**CHALLENGE:** Lift out all lines below that contain "text".

**EXERCISE MATERIAL:**
§

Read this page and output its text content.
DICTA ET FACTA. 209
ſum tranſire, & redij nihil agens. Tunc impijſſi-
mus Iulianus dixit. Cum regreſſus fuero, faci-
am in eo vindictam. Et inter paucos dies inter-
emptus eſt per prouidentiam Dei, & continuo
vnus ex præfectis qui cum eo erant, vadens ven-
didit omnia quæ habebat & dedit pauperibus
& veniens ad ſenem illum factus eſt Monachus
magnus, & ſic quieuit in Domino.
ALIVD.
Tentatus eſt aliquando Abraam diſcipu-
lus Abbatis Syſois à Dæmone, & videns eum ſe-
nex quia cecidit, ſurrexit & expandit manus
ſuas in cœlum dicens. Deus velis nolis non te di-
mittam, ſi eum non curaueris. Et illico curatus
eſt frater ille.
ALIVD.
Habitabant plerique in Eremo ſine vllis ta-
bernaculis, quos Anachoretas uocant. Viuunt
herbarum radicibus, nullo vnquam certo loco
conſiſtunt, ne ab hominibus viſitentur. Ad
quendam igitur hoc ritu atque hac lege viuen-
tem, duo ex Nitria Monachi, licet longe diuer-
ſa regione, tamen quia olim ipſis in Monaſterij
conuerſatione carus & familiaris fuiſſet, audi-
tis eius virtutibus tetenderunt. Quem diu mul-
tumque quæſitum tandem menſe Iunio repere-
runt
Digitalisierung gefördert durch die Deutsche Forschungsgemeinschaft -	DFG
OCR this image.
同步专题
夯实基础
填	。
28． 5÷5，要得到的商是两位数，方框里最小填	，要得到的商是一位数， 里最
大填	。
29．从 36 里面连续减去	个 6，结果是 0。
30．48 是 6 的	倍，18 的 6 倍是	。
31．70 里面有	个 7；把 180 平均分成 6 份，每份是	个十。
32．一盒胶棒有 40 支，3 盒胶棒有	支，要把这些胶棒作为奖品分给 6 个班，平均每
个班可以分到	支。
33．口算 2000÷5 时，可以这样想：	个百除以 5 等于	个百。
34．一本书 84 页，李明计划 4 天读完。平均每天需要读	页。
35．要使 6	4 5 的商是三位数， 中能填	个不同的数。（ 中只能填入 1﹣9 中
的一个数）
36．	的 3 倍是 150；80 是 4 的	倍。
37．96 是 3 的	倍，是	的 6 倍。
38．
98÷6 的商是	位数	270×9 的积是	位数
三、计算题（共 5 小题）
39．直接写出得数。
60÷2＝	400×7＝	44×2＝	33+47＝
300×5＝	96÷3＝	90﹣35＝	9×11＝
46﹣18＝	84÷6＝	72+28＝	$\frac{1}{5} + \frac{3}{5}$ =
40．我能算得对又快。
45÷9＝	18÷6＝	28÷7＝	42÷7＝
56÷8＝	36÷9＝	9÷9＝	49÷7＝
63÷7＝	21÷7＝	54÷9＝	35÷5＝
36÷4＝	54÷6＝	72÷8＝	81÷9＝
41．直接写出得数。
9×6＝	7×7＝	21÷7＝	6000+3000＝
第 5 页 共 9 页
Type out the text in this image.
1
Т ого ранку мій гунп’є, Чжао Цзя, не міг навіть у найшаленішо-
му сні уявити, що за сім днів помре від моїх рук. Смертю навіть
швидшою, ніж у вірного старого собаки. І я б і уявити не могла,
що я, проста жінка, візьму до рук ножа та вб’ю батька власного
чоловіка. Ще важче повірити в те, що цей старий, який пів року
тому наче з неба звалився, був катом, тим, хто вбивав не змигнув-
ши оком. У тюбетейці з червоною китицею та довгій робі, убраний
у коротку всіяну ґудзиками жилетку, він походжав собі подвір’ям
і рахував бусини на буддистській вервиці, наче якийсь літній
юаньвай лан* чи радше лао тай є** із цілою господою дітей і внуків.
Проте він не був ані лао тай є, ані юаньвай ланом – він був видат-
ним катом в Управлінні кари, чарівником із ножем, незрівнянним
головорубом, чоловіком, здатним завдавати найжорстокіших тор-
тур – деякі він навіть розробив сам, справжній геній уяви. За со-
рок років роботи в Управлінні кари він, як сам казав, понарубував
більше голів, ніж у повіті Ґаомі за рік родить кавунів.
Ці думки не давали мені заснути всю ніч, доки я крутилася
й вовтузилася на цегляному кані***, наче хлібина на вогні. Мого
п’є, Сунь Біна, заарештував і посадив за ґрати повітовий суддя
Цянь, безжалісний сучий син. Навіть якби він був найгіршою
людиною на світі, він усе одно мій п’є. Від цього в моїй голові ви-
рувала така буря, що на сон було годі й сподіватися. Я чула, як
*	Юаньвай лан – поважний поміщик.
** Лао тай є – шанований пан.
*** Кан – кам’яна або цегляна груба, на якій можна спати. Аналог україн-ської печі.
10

§

**THE RESULT:**
Read this page and output its text content.
Type out the text in this image.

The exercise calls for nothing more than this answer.